Extracted data entries:
____________________

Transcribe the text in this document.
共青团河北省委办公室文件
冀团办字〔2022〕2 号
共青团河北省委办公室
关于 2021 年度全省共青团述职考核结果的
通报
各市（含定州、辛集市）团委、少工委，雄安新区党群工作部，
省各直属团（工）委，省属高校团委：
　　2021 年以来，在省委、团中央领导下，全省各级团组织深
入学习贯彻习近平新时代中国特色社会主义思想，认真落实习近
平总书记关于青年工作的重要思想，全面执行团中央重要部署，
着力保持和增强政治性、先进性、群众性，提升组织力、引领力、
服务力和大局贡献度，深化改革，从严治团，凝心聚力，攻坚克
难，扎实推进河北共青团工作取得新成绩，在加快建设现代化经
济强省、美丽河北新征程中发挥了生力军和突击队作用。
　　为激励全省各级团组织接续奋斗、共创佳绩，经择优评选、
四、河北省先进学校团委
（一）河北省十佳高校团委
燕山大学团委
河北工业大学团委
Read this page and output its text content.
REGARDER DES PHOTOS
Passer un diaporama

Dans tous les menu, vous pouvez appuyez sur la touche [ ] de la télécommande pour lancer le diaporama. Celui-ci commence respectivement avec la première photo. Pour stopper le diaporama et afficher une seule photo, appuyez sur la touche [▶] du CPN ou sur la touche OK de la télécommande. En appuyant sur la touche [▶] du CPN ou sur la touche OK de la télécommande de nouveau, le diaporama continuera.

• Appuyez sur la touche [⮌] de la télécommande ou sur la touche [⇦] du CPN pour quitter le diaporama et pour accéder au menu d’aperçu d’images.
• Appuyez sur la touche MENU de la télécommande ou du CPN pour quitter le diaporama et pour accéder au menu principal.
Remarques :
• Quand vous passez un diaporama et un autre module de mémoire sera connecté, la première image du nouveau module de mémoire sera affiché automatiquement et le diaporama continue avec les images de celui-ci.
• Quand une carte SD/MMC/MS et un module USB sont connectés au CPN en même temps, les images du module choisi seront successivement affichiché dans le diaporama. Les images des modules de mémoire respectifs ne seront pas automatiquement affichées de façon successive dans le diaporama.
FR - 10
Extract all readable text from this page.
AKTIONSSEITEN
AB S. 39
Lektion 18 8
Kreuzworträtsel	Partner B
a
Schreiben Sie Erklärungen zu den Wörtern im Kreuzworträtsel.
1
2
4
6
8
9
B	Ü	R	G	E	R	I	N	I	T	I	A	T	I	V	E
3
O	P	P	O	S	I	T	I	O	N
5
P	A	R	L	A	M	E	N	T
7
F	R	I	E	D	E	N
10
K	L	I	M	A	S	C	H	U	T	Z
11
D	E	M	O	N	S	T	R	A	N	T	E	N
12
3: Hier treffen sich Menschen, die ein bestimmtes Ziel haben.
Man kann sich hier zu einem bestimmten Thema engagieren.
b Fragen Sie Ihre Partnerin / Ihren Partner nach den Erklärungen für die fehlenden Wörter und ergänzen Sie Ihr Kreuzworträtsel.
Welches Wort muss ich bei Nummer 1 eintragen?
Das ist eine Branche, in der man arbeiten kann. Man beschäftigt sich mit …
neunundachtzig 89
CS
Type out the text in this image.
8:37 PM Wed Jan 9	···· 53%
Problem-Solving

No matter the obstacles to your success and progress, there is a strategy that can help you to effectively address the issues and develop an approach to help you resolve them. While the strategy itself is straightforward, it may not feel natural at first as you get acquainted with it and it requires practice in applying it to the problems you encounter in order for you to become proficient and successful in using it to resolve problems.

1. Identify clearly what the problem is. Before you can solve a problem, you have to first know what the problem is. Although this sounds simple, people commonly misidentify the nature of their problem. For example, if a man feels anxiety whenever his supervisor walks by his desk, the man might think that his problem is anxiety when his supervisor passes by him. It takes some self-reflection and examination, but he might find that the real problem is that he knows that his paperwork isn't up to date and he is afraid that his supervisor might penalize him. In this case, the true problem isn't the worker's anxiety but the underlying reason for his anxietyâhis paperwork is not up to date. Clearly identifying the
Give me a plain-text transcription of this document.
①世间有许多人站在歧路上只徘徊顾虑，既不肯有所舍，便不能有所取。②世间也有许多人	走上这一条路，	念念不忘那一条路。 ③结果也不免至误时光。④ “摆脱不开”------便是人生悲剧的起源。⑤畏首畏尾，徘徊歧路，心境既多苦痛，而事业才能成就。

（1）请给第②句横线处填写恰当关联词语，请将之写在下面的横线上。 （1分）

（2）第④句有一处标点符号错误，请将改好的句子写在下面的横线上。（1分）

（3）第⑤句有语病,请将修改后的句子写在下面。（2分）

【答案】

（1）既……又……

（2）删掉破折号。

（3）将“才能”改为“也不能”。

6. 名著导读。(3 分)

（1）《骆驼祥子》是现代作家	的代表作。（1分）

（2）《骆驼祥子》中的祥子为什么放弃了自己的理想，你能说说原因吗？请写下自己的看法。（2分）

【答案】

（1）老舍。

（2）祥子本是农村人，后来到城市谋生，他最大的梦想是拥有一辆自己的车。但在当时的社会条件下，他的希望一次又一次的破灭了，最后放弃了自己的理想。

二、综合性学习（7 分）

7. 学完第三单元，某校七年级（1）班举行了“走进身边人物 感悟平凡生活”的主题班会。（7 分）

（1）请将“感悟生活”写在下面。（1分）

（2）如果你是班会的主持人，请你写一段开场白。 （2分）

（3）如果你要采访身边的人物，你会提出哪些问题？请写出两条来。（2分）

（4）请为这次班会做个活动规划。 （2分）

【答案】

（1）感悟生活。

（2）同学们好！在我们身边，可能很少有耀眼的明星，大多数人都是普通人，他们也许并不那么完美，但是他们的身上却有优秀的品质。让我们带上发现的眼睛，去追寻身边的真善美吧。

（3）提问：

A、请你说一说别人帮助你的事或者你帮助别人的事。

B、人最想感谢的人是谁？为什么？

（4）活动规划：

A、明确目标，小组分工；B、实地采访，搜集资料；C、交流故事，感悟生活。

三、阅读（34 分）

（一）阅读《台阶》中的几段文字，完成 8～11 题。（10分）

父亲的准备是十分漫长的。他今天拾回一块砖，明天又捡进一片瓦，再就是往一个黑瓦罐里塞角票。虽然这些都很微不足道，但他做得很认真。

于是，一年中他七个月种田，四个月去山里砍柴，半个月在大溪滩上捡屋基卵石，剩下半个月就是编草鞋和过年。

____________________

### Exercise brief
Output the entries exactly.

### Correct output
Transcribe the text in this document.
共青团河北省委办公室文件
冀团办字〔2022〕2 号
共青团河北省委办公室
关于 2021 年度全省共青团述职考核结果的
通报
各市（含定州、辛集市）团委、少工委，雄安新区党群工作部，
省各直属团（工）委，省属高校团委：
　　2021 年以来，在省委、团中央领导下，全省各级团组织深
入学习贯彻习近平新时代中国特色社会主义思想，认真落实习近
平总书记关于青年工作的重要思想，全面执行团中央重要部署，
着力保持和增强政治性、先进性、群众性，提升组织力、引领力、
服务力和大局贡献度，深化改革，从严治团，凝心聚力，攻坚克
难，扎实推进河北共青团工作取得新成绩，在加快建设现代化经
济强省、美丽河北新征程中发挥了生力军和突击队作用。
　　为激励全省各级团组织接续奋斗、共创佳绩，经择优评选、
四、河北省先进学校团委
（一）河北省十佳高校团委
燕山大学团委
河北工业大学团委
Read this page and output its text content.
REGARDER DES PHOTOS
Passer un diaporama

Dans tous les menu, vous pouvez appuyez sur la touche [ ] de la télécommande pour lancer le diaporama. Celui-ci commence respectivement avec la première photo. Pour stopper le diaporama et afficher une seule photo, appuyez sur la touche [▶] du CPN ou sur la touche OK de la télécommande. En appuyant sur la touche [▶] du CPN ou sur la touche OK de la télécommande de nouveau, le diaporama continuera.

• Appuyez sur la touche [⮌] de la télécommande ou sur la touche [⇦] du CPN pour quitter le diaporama et pour accéder au menu d’aperçu d’images.
• Appuyez sur la touche MENU de la télécommande ou du CPN pour quitter le diaporama et pour accéder au menu principal.
Remarques :
• Quand vous passez un diaporama et un autre module de mémoire sera connecté, la première image du nouveau module de mémoire sera affiché automatiquement et le diaporama continue avec les images de celui-ci.
• Quand une carte SD/MMC/MS et un module USB sont connectés au CPN en même temps, les images du module choisi seront successivement affichiché dans le diaporama. Les images des modules de mémoire respectifs ne seront pas automatiquement affichées de façon successive dans le diaporama.
FR - 10
Extract all readable text from this page.
AKTIONSSEITEN
AB S. 39
Lektion 18 8
Kreuzworträtsel	Partner B
a
Schreiben Sie Erklärungen zu den Wörtern im Kreuzworträtsel.
1
2
4
6
8
9
B	Ü	R	G	E	R	I	N	I	T	I	A	T	I	V	E
3
O	P	P	O	S	I	T	I	O	N
5
P	A	R	L	A	M	E	N	T
7
F	R	I	E	D	E	N
10
K	L	I	M	A	S	C	H	U	T	Z
11
D	E	M	O	N	S	T	R	A	N	T	E	N
12
3: Hier treffen sich Menschen, die ein bestimmtes Ziel haben.
Man kann sich hier zu einem bestimmten Thema engagieren.
b Fragen Sie Ihre Partnerin / Ihren Partner nach den Erklärungen für die fehlenden Wörter und ergänzen Sie Ihr Kreuzworträtsel.
Welches Wort muss ich bei Nummer 1 eintragen?
Das ist eine Branche, in der man arbeiten kann. Man beschäftigt sich mit …
neunundachtzig 89
CS
Type out the text in this image.
8:37 PM Wed Jan 9	···· 53%
Problem-Solving

No matter the obstacles to your success and progress, there is a strategy that can help you to effectively address the issues and develop an approach to help you resolve them. While the strategy itself is straightforward, it may not feel natural at first as you get acquainted with it and it requires practice in applying it to the problems you encounter in order for you to become proficient and successful in using it to resolve problems.

1. Identify clearly what the problem is. Before you can solve a problem, you have to first know what the problem is. Although this sounds simple, people commonly misidentify the nature of their problem. For example, if a man feels anxiety whenever his supervisor walks by his desk, the man might think that his problem is anxiety when his supervisor passes by him. It takes some self-reflection and examination, but he might find that the real problem is that he knows that his paperwork isn't up to date and he is afraid that his supervisor might penalize him. In this case, the true problem isn't the worker's anxiety but the underlying reason for his anxietyâhis paperwork is not up to date. Clearly identifying the
Give me a plain-text transcription of this document.
①世间有许多人站在歧路上只徘徊顾虑，既不肯有所舍，便不能有所取。②世间也有许多人	走上这一条路，	念念不忘那一条路。 ③结果也不免至误时光。④ “摆脱不开”------便是人生悲剧的起源。⑤畏首畏尾，徘徊歧路，心境既多苦痛，而事业才能成就。

（1）请给第②句横线处填写恰当关联词语，请将之写在下面的横线上。 （1分）

（2）第④句有一处标点符号错误，请将改好的句子写在下面的横线上。（1分）

（3）第⑤句有语病,请将修改后的句子写在下面。（2分）

【答案】

（1）既……又……

（2）删掉破折号。

（3）将“才能”改为“也不能”。

6. 名著导读。(3 分)

（1）《骆驼祥子》是现代作家	的代表作。（1分）

（2）《骆驼祥子》中的祥子为什么放弃了自己的理想，你能说说原因吗？请写下自己的看法。（2分）

【答案】

（1）老舍。

（2）祥子本是农村人，后来到城市谋生，他最大的梦想是拥有一辆自己的车。但在当时的社会条件下，他的希望一次又一次的破灭了，最后放弃了自己的理想。

二、综合性学习（7 分）

7. 学完第三单元，某校七年级（1）班举行了“走进身边人物 感悟平凡生活”的主题班会。（7 分）

（1）请将“感悟生活”写在下面。（1分）

（2）如果你是班会的主持人，请你写一段开场白。 （2分）

（3）如果你要采访身边的人物，你会提出哪些问题？请写出两条来。（2分）

（4）请为这次班会做个活动规划。 （2分）

【答案】

（1）感悟生活。

（2）同学们好！在我们身边，可能很少有耀眼的明星，大多数人都是普通人，他们也许并不那么完美，但是他们的身上却有优秀的品质。让我们带上发现的眼睛，去追寻身边的真善美吧。

（3）提问：

A、请你说一说别人帮助你的事或者你帮助别人的事。

B、人最想感谢的人是谁？为什么？

（4）活动规划：

A、明确目标，小组分工；B、实地采访，搜集资料；C、交流故事，感悟生活。

三、阅读（34 分）

（一）阅读《台阶》中的几段文字，完成 8～11 题。（10分）

父亲的准备是十分漫长的。他今天拾回一块砖，明天又捡进一片瓦，再就是往一个黑瓦罐里塞角票。虽然这些都很微不足道，但他做得很认真。

于是，一年中他七个月种田，四个月去山里砍柴，半个月在大溪滩上捡屋基卵石，剩下半个月就是编草鞋和过年。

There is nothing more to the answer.